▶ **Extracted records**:
************
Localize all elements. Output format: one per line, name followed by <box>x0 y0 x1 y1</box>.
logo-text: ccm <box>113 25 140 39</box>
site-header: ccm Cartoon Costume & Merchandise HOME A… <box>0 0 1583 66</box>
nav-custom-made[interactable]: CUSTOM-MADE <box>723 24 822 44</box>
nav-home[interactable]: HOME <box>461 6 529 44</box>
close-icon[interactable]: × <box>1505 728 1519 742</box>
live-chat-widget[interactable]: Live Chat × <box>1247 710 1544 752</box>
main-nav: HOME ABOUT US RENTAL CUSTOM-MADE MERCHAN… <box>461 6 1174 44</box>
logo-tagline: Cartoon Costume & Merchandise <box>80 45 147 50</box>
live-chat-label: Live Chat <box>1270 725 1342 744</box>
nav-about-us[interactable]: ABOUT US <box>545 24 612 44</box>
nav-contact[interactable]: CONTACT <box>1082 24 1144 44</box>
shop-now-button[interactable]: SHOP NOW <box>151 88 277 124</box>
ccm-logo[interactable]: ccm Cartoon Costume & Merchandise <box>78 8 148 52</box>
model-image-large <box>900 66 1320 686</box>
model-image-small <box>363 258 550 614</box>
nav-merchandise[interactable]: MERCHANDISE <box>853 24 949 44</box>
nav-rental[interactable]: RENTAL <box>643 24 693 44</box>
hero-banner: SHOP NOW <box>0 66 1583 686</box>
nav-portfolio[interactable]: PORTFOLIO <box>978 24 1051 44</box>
************
▶ **Directions for this task**: Rewrite the records, substituting "BUY NOW" for each "SHOP NOW" and changing nothing else.

▶ **Result for this task**:
Localize all elements. Output format: one per line, name followed by <box>x0 y0 x1 y1</box>.
logo-text: ccm <box>113 25 140 39</box>
site-header: ccm Cartoon Costume & Merchandise HOME A… <box>0 0 1583 66</box>
nav-custom-made[interactable]: CUSTOM-MADE <box>723 24 822 44</box>
nav-home[interactable]: HOME <box>461 6 529 44</box>
close-icon[interactable]: × <box>1505 728 1519 742</box>
live-chat-widget[interactable]: Live Chat × <box>1247 710 1544 752</box>
main-nav: HOME ABOUT US RENTAL CUSTOM-MADE MERCHAN… <box>461 6 1174 44</box>
logo-tagline: Cartoon Costume & Merchandise <box>80 45 147 50</box>
live-chat-label: Live Chat <box>1270 725 1342 744</box>
nav-about-us[interactable]: ABOUT US <box>545 24 612 44</box>
nav-contact[interactable]: CONTACT <box>1082 24 1144 44</box>
shop-now-button[interactable]: BUY NOW <box>151 88 277 124</box>
ccm-logo[interactable]: ccm Cartoon Costume & Merchandise <box>78 8 148 52</box>
model-image-large <box>900 66 1320 686</box>
model-image-small <box>363 258 550 614</box>
nav-merchandise[interactable]: MERCHANDISE <box>853 24 949 44</box>
nav-rental[interactable]: RENTAL <box>643 24 693 44</box>
hero-banner: BUY NOW <box>0 66 1583 686</box>
nav-portfolio[interactable]: PORTFOLIO <box>978 24 1051 44</box>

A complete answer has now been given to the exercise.